Aufgabe 1: Schreib aus dem Text zur Waffenruhe die Stelle ab, die mit „Das Abkommen vom“ anfängt und bis einschließlich „mit ihrem Leben.“ weitergeht.
Aufgabe 2:
Stimmen die folgenden Aussagen mit dem Text zur Waffenruhe überein? Antworte jeweils mit Ja oder Nein und zitiere wörtlich die entscheidende Stelle.
(a) Der Plan lag in etwa dieser Form spätestens seit Ende Mai 2024 vor.
(b) Während der 42 Tage der vorläufigen Waffenruhe sollen 50 Geiseln freikommen.
(c) Unter Biden wurden die Bomben an Israel nicht mehr geliefert.

Vorliegender Text:
-.-.-
Unter dem Druck von Donald Trump haben sich Israel und die Hamas auf eine Waffenruhe geeinigt. Was im Abkommen steht und warum es immer noch wackelt

Ein Wandgemälde in Tel Aviv zeigt israelische Soldatinnen, die in Gaza festgehalten werden Foto: Fo­to:­ Maya Alleruzzo/ap

Aus Jerusalem und Berlin Judith Poppe und Felix Wellisch

1 Wieso kommt die Einigung ausgerechnet jetzt?

Das Abkommen vom Mittwochabend ist nicht neu. Der Plan lag in etwa dieser Form spätestens seit Ende Mai 2024 auf dem Tisch. Die Gespräche aber waren mehrfach gescheitert – im Mai, weil der israelische Regierungschef Benjamin Netanjahu im letzten Augenblick abgelehnt hat. Dabei schien sein Vorgehen getrieben von den Drohungen der extrem rechten Parteien in seiner Koalition, im Fall eines Abkommens die Regierung zu Fall zu bringen. So beharrte Netanjahu lange auf dem „absoluten Sieg“ über die Hamas, entgegen dem Rat seiner eigenen Armeeführung. Mehr als 10.000 Palästinenser, mindestens acht Geiseln und über 120 israelische Soldaten bezahlten die Verzögerung mit ihrem Leben.

Militärisch hat sich seither wenig verändert. Nun war es der Druck des künftigen US-Präsidenten Donald Trump, der die Verhandlungen unter Vermittlung der USA, Katars und Ägyptens wieder in Bewegung brachte. Ein Mix aus Drohungen und Unberechenbarkeit scheint bewirkt zu haben, was Joe Biden nicht gelungen war. Was auch daran liegt, dass Biden sich zwar zunehmend über Netanjahus Starrsinn beschwerte, aber nie Konsequenzen zog. Die Bomben, mit denen Israel den Gazastreifen in Schutt und Asche gelegt hat, wurden weiter geliefert. Die Hamas konnte sich verhandlungsbereit präsentieren, ohne es beweisen zu müssen.

2 Was ist überhaupt der Plan?

Ab Sonntag oder Montag Mittag sollen die Waffen schweigen. Außerdem sollen die ersten drei Geiseln freigelassen werden. Insgesamt sollen in den 42 Tagen der vorläufigen Waffenruhe nach und nach 33 Geiseln freigelassen werden, zuerst Frauen und Kinder, dann Verwundete und Männer über 55 Jahren. Neben den am 7. Oktober entführten Geiseln betrifft das auch Avera Mengistu und Hisham al-Sayad, die seit 2014 und 2015 in Gaza festgehalten werden.
-.-.-
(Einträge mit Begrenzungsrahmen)
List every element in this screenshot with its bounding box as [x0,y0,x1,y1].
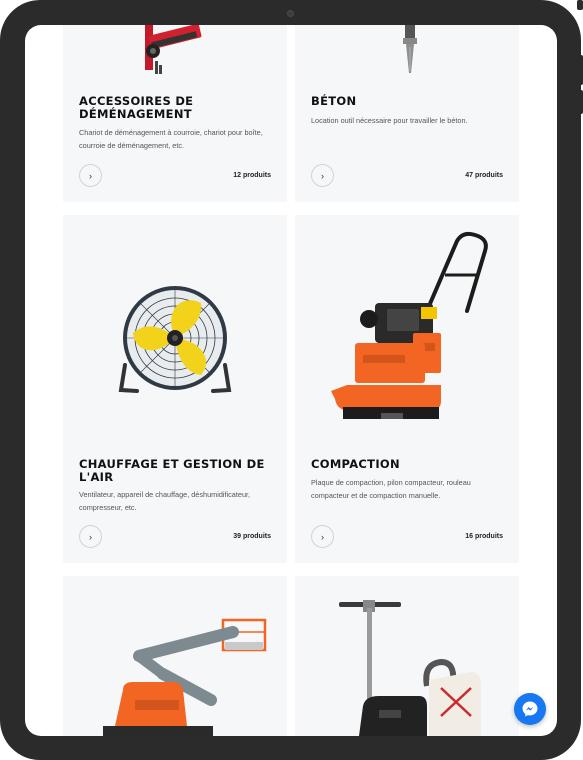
category-arrow-button[interactable]: › [311,525,334,548]
screen: ACCESSOIRES DE DÉMÉNAGEMENT Chariot de d… [25,25,557,736]
category-card-compaction[interactable]: COMPACTION Plaque de compaction, pilon c… [295,215,519,563]
category-arrow-button[interactable]: › [311,164,334,187]
chevron-right-icon: › [321,170,324,181]
camera-dot [287,10,294,17]
chevron-right-icon: › [321,531,324,542]
category-card-chauffage[interactable]: CHAUFFAGE ET GESTION DE L'AIR Ventilateu… [63,215,287,563]
volume-down-button [577,90,583,114]
category-card-nacelle[interactable] [63,576,287,736]
volume-up-button [577,55,583,85]
chevron-right-icon: › [89,170,92,181]
category-description: Ventilateur, appareil de chauffage, désh… [79,490,251,512]
category-description: Plaque de compaction, pilon compacteur, … [311,478,471,500]
product-count: 39 produits [233,533,271,540]
concrete-breaker-image [295,25,519,85]
moving-dolly-image [63,25,287,85]
floor-fan-image [63,215,287,440]
category-description: Chariot de déménagement à courroie, char… [79,128,263,150]
category-title: CHAUFFAGE ET GESTION DE L'AIR [79,457,265,484]
boom-lift-image [63,576,287,736]
category-title: BÉTON [311,94,357,108]
messenger-icon [522,701,538,717]
product-count: 47 produits [465,172,503,179]
product-count: 12 produits [233,172,271,179]
category-card-sablage[interactable] [295,576,519,736]
plate-compactor-image [295,215,519,440]
category-arrow-button[interactable]: › [79,164,102,187]
floor-sander-image [295,576,519,736]
product-count: 16 produits [465,533,503,540]
power-button [577,0,583,10]
category-title: COMPACTION [311,457,400,471]
category-description: Location outil nécessaire pour travaille… [311,116,468,125]
messenger-chat-button[interactable] [514,693,546,725]
category-arrow-button[interactable]: › [79,525,102,548]
chevron-right-icon: › [89,531,92,542]
category-card-beton[interactable]: BÉTON Location outil nécessaire pour tra… [295,25,519,202]
category-card-moving[interactable]: ACCESSOIRES DE DÉMÉNAGEMENT Chariot de d… [63,25,287,202]
category-title: ACCESSOIRES DE DÉMÉNAGEMENT [79,94,194,121]
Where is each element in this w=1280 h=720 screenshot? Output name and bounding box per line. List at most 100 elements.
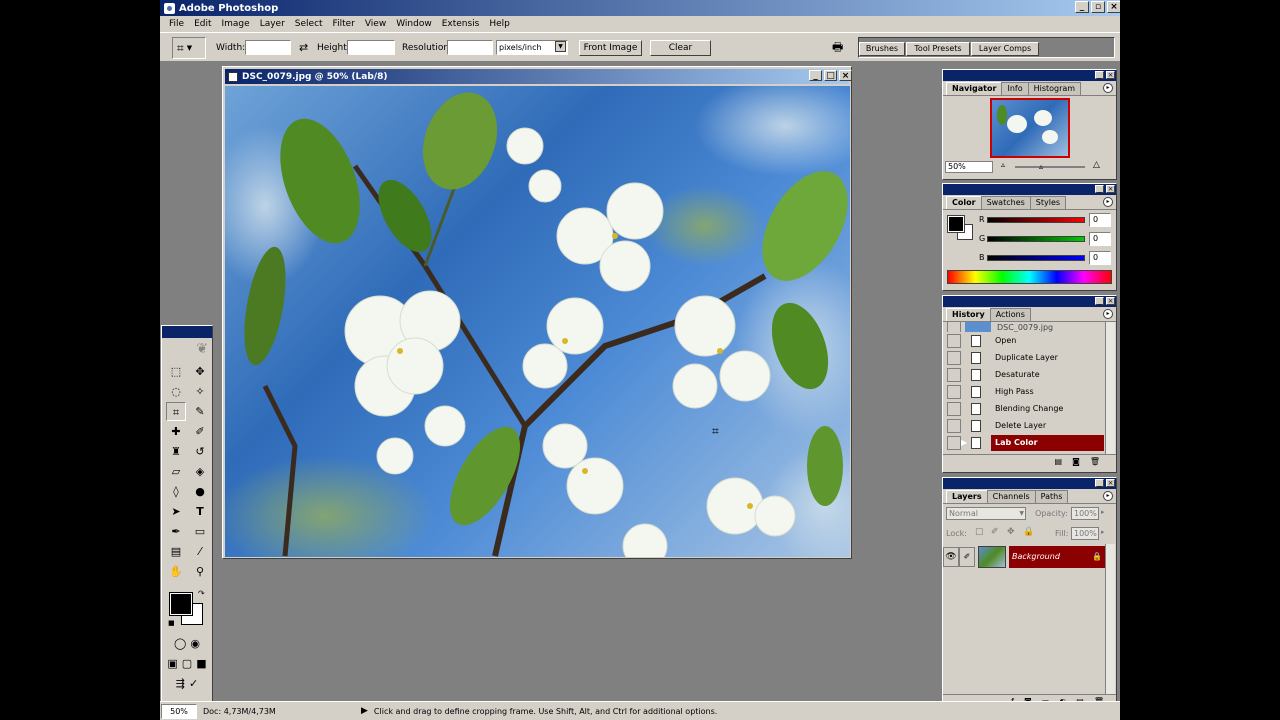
-.-.-
Endgültige Antwort 1:
Das Abkommen vom Mittwochabend ist nicht neu. Der Plan lag in etwa dieser Form spätestens seit Ende Mai 2024 auf dem Tisch. Die Gespräche aber waren mehrfach gescheitert – im Mai, weil der israelische Regierungschef Benjamin Netanjahu im letzten Augenblick abgelehnt hat. Dabei schien sein Vorgehen getrieben von den Drohungen der extrem rechten Parteien in seiner Koalition, im Fall eines Abkommens die Regierung zu Fall zu bringen. So beharrte Netanjahu lange auf dem „absoluten Sieg“ über die Hamas, entgegen dem Rat seiner eigenen Armeeführung. Mehr als 10.000 Palästinenser, mindestens acht Geiseln und über 120 israelische Soldaten bezahlten die Verzögerung mit ihrem Leben.

Endgültige Antwort 2:
(a) Ja: „Der Plan lag in etwa dieser Form spätestens seit Ende Mai 2024 auf dem Tisch.“
(b) Nein: „Insgesamt sollen in den 42 Tagen der vorläufigen Waffenruhe nach und nach 33 Geiseln freigelassen werden“
(c) Nein: „Die Bomben, mit denen Israel den Gazastreifen in Schutt und Asche gelegt hat, wurden weiter geliefert.“